**What this task involves**:
All entries are to be quoted exactly; the images stay out of the copy.

**Data excerpts**:
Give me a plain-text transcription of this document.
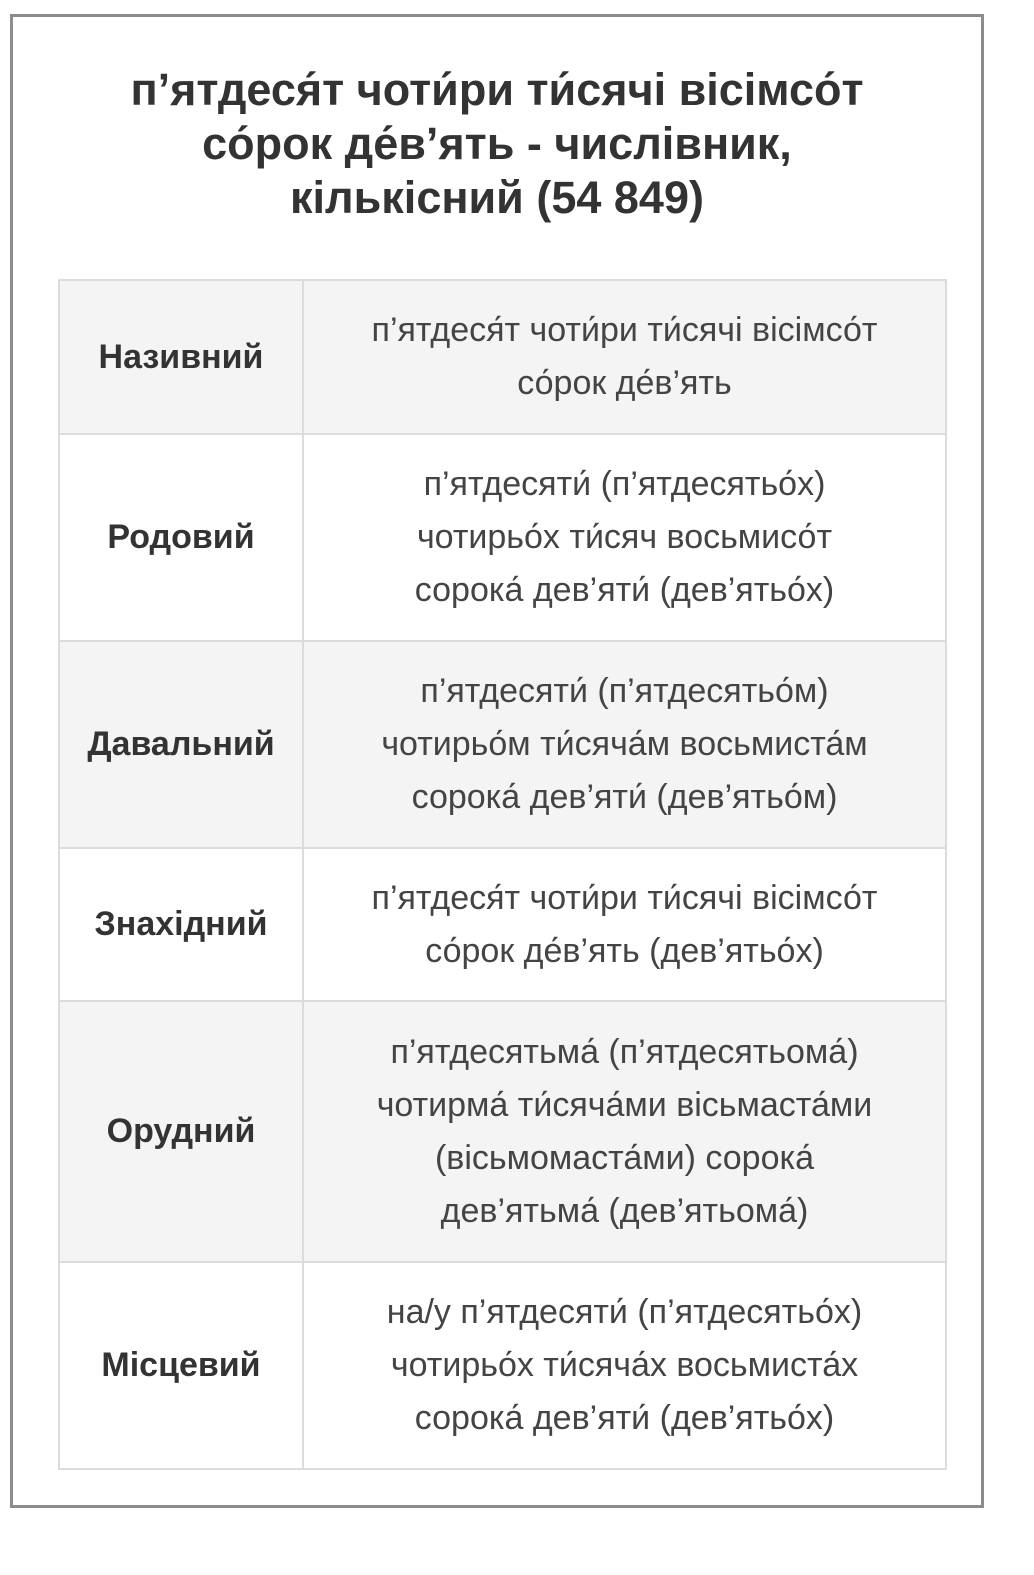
п’ятдеся́т чоти́ри ти́сячі вісімсо́т
со́рок де́в’ять - числівник,
кількісний (54 849)
Називний	п’ятдеся́т чоти́ри ти́сячі вісімсо́т
со́рок де́в’ять
Родовий	п’ятдесяти́ (п’ятдесятьо́х)
чотирьо́х ти́сяч восьмисо́т
сорока́ дев’яти́ (дев’ятьо́х)
Давальний	п’ятдесяти́ (п’ятдесятьо́м)
чотирьо́м ти́сяча́м восьмиста́м
сорока́ дев’яти́ (дев’ятьо́м)
Знахідний	п’ятдеся́т чоти́ри ти́сячі вісімсо́т
со́рок де́в’ять (дев’ятьо́х)
Орудний	п’ятдесятьма́ (п’ятдесятьома́)
чотирма́ ти́сяча́ми вісьмаста́ми
(вісьмомаста́ми) сорока́
дев’ятьма́ (дев’ятьома́)
Місцевий	на/у п’ятдесяти́ (п’ятдесятьо́х)
чотирьо́х ти́сяча́х восьмиста́х
сорока́ дев’яти́ (дев’ятьо́х)
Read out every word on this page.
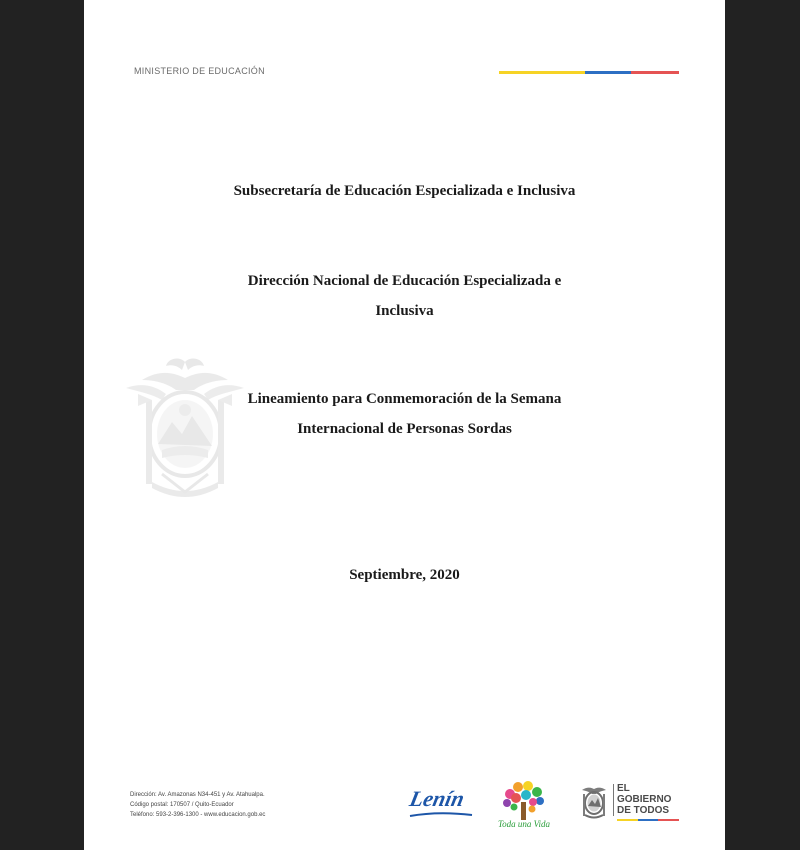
MINISTERIO DE EDUCACIÓN
Subsecretaría de Educación Especializada e Inclusiva
Dirección Nacional de Educación Especializada e
Inclusiva
Lineamiento para Conmemoración de la Semana
Internacional de Personas Sordas
Septiembre, 2020
Dirección: Av. Amazonas N34-451 y Av. Atahualpa.
Código postal: 170507 / Quito-Ecuador
Teléfono: 593-2-396-1300 - www.educacion.gob.ec
Lenín
Toda una Vida
EL
GOBIERNO
DE TODOS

**The completed task**:
Give me a plain-text transcription of this document.
п’ятдеся́т чоти́ри ти́сячі вісімсо́т
со́рок де́в’ять - числівник,
кількісний (54 849)
Називний	п’ятдеся́т чоти́ри ти́сячі вісімсо́т
со́рок де́в’ять
Родовий	п’ятдесяти́ (п’ятдесятьо́х)
чотирьо́х ти́сяч восьмисо́т
сорока́ дев’яти́ (дев’ятьо́х)
Давальний	п’ятдесяти́ (п’ятдесятьо́м)
чотирьо́м ти́сяча́м восьмиста́м
сорока́ дев’яти́ (дев’ятьо́м)
Знахідний	п’ятдеся́т чоти́ри ти́сячі вісімсо́т
со́рок де́в’ять (дев’ятьо́х)
Орудний	п’ятдесятьма́ (п’ятдесятьома́)
чотирма́ ти́сяча́ми вісьмаста́ми
(вісьмомаста́ми) сорока́
дев’ятьма́ (дев’ятьома́)
Місцевий	на/у п’ятдесяти́ (п’ятдесятьо́х)
чотирьо́х ти́сяча́х восьмиста́х
сорока́ дев’яти́ (дев’ятьо́х)
Read out every word on this page.
MINISTERIO DE EDUCACIÓN
Subsecretaría de Educación Especializada e Inclusiva
Dirección Nacional de Educación Especializada e
Inclusiva
Lineamiento para Conmemoración de la Semana
Internacional de Personas Sordas
Septiembre, 2020
Dirección: Av. Amazonas N34-451 y Av. Atahualpa.
Código postal: 170507 / Quito-Ecuador
Teléfono: 593-2-396-1300 - www.educacion.gob.ec
Lenín
Toda una Vida
EL
GOBIERNO
DE TODOS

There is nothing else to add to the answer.